Job: List each line of the data that holds the string "paid", please.

====================

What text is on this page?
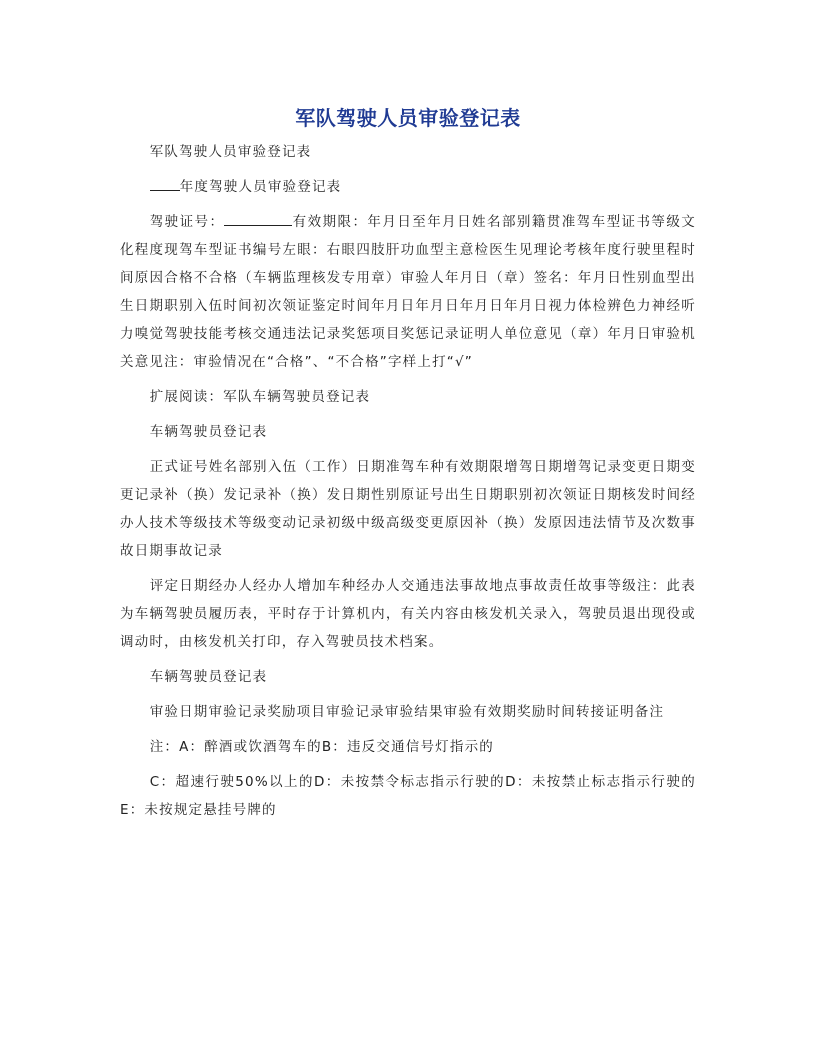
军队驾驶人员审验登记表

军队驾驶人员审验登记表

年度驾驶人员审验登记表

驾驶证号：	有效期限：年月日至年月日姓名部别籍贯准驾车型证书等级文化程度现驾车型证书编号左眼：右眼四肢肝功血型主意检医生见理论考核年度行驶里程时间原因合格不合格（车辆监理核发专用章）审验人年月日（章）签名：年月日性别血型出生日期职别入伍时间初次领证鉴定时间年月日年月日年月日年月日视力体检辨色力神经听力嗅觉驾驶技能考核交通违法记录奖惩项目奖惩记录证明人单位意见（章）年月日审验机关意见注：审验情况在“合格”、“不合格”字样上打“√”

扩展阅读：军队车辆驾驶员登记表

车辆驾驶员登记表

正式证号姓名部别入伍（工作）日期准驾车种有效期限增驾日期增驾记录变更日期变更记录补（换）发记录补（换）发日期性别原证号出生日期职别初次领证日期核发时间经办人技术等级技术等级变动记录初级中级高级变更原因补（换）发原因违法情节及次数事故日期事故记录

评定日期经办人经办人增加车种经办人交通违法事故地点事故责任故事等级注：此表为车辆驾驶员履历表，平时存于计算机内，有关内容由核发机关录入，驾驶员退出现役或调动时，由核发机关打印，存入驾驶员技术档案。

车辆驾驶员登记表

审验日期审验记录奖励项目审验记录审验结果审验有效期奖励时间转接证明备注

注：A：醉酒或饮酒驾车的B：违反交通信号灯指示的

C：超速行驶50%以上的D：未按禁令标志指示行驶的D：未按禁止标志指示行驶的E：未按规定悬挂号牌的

====================

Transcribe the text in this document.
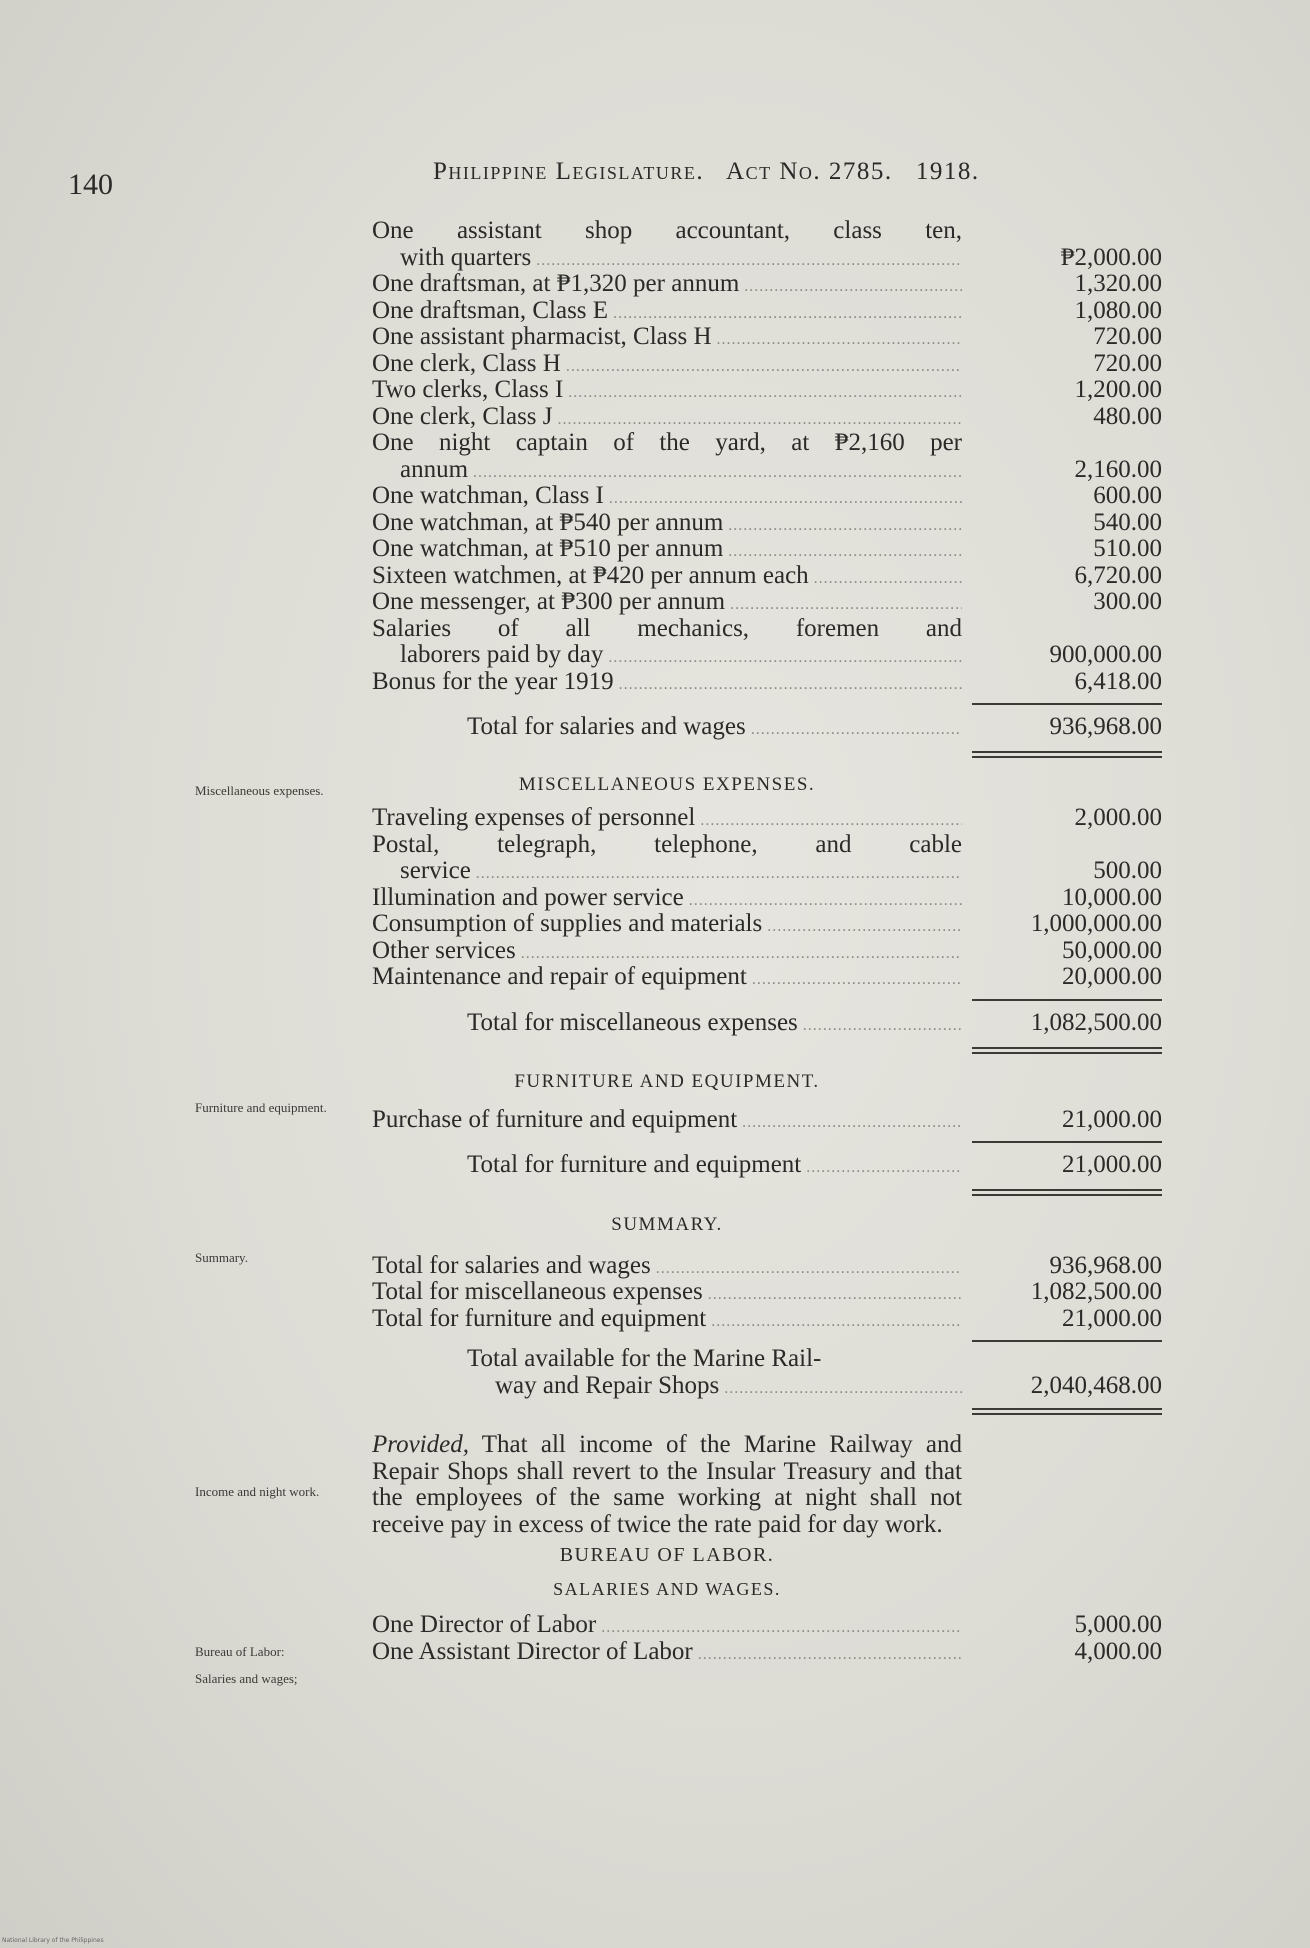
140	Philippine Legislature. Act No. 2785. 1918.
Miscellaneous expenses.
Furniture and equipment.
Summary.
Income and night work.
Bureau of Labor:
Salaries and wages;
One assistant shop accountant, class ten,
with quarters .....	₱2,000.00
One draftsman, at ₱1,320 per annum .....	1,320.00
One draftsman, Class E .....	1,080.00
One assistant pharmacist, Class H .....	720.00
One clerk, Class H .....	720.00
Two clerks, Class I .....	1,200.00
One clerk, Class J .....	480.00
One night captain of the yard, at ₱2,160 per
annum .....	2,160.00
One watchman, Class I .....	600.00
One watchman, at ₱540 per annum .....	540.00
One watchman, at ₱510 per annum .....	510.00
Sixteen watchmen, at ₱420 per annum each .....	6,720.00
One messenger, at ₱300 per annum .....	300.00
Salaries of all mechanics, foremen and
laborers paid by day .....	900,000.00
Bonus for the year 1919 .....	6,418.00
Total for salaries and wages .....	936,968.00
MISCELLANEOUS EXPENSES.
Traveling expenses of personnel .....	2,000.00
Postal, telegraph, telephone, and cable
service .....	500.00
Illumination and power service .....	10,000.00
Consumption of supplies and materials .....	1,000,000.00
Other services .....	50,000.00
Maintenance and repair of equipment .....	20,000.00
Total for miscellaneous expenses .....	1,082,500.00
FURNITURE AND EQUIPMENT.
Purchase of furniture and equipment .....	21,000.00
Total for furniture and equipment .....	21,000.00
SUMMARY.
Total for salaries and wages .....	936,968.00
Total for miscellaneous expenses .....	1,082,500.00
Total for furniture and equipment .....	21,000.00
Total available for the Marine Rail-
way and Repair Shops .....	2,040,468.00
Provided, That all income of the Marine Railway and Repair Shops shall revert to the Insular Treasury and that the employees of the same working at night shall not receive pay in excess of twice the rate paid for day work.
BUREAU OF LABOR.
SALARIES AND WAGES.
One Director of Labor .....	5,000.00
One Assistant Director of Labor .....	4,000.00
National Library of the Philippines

====================

Output:
laborers paid by day .....	900,000.00
Provided, That all income of the Marine Railway and Repair Shops shall revert to the Insular Treasury and that the employees of the same working at night shall not receive pay in excess of twice the rate paid for day work.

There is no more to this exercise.